● Exercise objective:
From the records below, give the number of lines that contain the string "Demonstration", without any other text.

● Excerpted data:
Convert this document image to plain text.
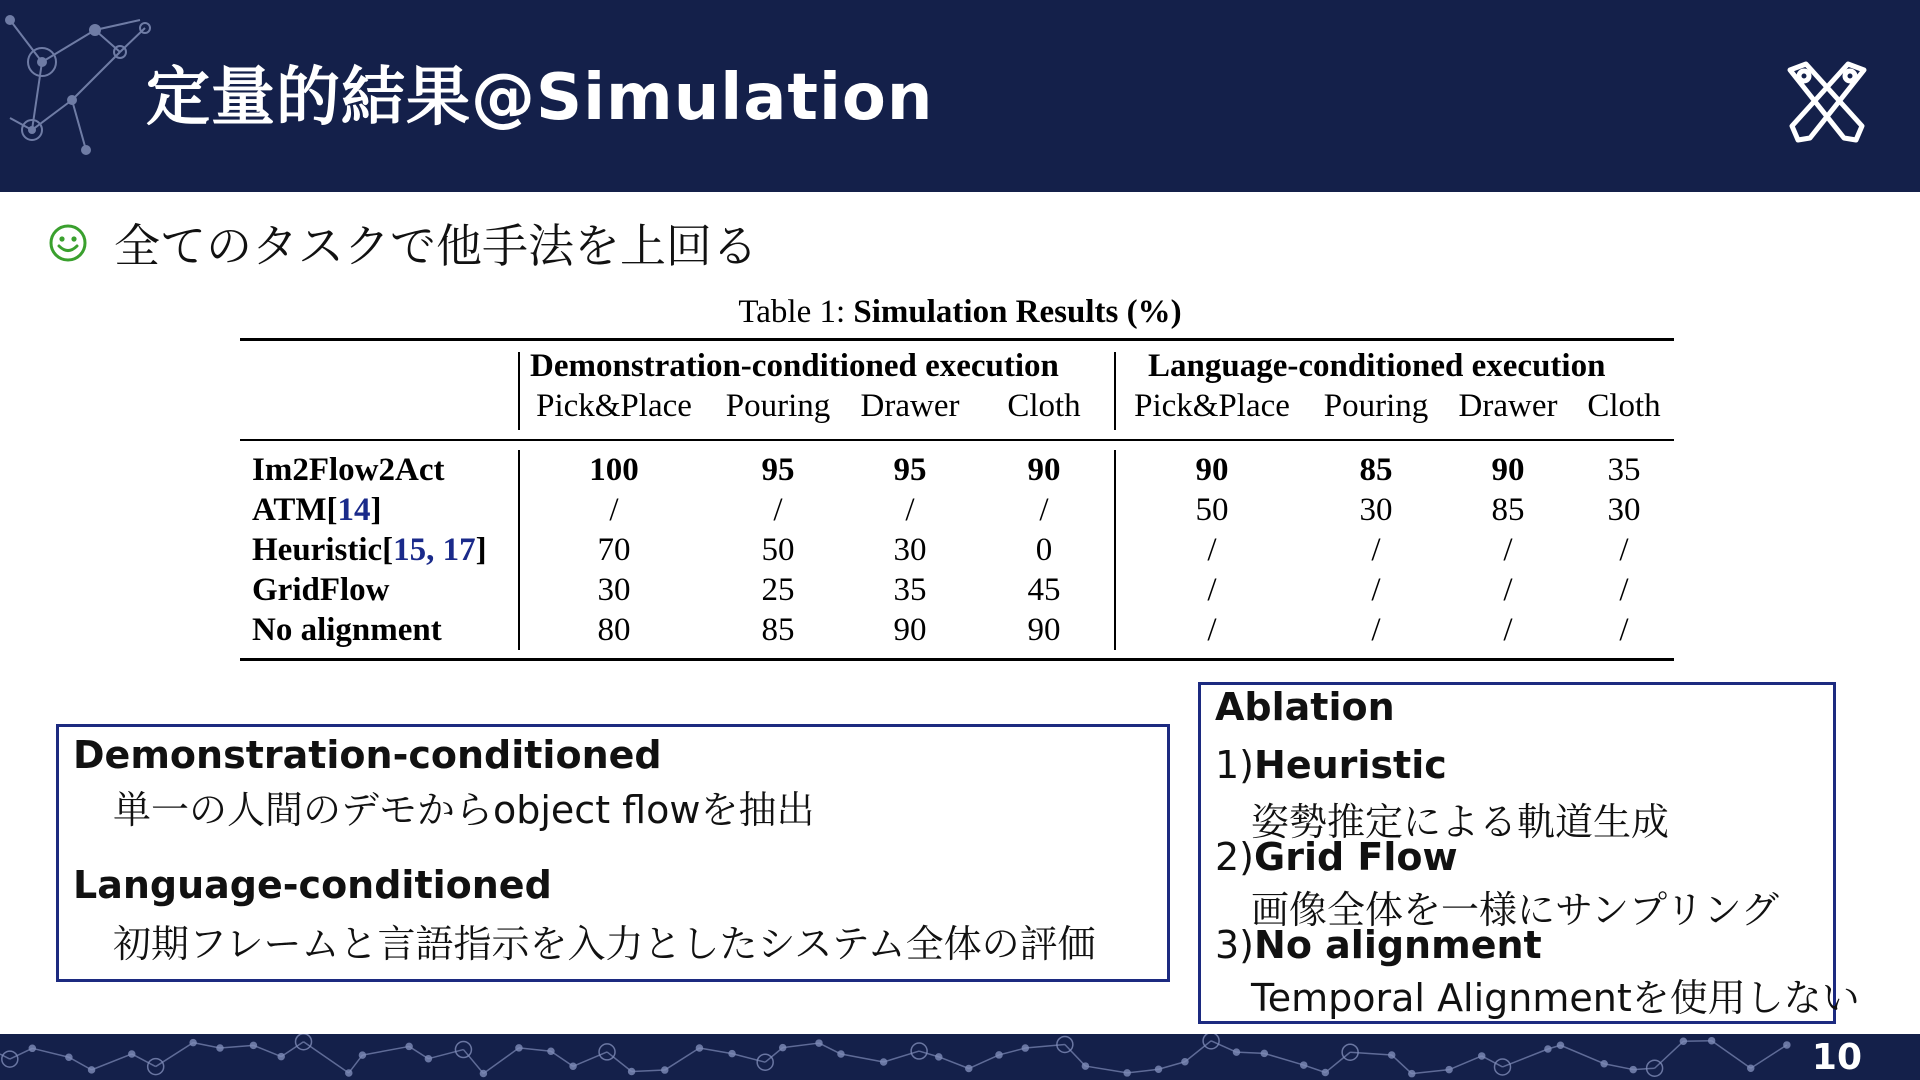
定量的結果@Simulation
全てのタスクで他手法を上回る
Table 1: Simulation Results (%)
Demonstration-conditioned execution	Language-conditioned execution
Pick&Place Pouring Drawer Cloth Pick&Place Pouring Drawer Cloth
Im2Flow2Act	100	95	95	90	90	85	90	35
ATM[14]	/	/	/	/	50	30	85	30
Heuristic[15, 17]	70	50	30	0	/	/	/	/
GridFlow	30	25	35	45	/	/	/	/
No alignment	80	85	90	90	/	/	/	/
Demonstration-conditioned
単一の人間のデモからobject flowを抽出
Language-conditioned
初期フレームと言語指示を入力としたシステム全体の評価
Ablation
1)Heuristic
姿勢推定による軌道生成
2)Grid Flow
画像全体を一様にサンプリング
3)No alignment
Temporal Alignmentを使用しない
10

● Written solution:
2